Aim of the exercise: Check the listing below for lines that hold "plate". How many are there? Please give only the number.

— START —

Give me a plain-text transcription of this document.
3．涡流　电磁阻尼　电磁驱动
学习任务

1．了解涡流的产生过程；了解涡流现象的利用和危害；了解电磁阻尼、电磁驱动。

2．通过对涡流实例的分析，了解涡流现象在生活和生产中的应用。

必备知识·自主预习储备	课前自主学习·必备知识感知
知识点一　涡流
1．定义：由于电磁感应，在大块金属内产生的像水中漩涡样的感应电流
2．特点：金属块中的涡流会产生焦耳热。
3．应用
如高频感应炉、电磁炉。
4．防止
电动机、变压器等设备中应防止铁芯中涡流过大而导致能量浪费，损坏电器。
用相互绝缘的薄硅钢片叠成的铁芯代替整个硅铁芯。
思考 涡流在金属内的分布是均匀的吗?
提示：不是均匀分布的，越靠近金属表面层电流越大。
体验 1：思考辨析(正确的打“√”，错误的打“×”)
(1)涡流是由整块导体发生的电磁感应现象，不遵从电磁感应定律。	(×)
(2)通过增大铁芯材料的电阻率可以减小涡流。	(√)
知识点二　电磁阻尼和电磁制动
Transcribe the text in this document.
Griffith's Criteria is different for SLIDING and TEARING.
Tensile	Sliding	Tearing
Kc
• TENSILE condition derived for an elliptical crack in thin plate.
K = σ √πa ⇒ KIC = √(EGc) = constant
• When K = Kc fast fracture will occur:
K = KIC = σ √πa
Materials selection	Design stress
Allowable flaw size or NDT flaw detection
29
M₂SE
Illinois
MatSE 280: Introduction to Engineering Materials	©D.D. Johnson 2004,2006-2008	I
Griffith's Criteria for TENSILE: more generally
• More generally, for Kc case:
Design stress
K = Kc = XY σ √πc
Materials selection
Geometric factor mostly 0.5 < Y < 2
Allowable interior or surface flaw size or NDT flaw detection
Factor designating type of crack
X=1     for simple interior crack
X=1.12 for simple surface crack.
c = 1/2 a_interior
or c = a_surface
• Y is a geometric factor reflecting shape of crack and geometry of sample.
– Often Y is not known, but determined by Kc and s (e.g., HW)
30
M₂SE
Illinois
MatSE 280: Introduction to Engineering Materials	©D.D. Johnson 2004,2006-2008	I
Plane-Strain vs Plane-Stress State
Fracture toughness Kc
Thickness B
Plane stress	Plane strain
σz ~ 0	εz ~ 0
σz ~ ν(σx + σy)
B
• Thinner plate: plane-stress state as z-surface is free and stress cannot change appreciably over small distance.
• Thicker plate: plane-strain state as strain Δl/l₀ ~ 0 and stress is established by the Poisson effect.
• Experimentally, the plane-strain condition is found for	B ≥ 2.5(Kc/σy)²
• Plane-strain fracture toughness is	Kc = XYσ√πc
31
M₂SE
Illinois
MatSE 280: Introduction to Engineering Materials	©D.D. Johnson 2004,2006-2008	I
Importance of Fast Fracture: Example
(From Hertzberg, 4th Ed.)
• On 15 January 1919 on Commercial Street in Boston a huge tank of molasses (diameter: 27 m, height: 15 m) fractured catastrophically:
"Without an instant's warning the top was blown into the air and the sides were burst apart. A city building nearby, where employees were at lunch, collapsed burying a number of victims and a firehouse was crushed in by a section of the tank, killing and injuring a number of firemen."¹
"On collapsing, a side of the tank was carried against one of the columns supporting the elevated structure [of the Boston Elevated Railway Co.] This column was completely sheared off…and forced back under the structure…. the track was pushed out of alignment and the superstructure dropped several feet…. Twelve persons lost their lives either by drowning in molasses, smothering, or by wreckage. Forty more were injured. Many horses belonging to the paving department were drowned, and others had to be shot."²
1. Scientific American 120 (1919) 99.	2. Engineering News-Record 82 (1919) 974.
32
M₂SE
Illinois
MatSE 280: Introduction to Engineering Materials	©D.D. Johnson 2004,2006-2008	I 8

— END —

Task solution: 3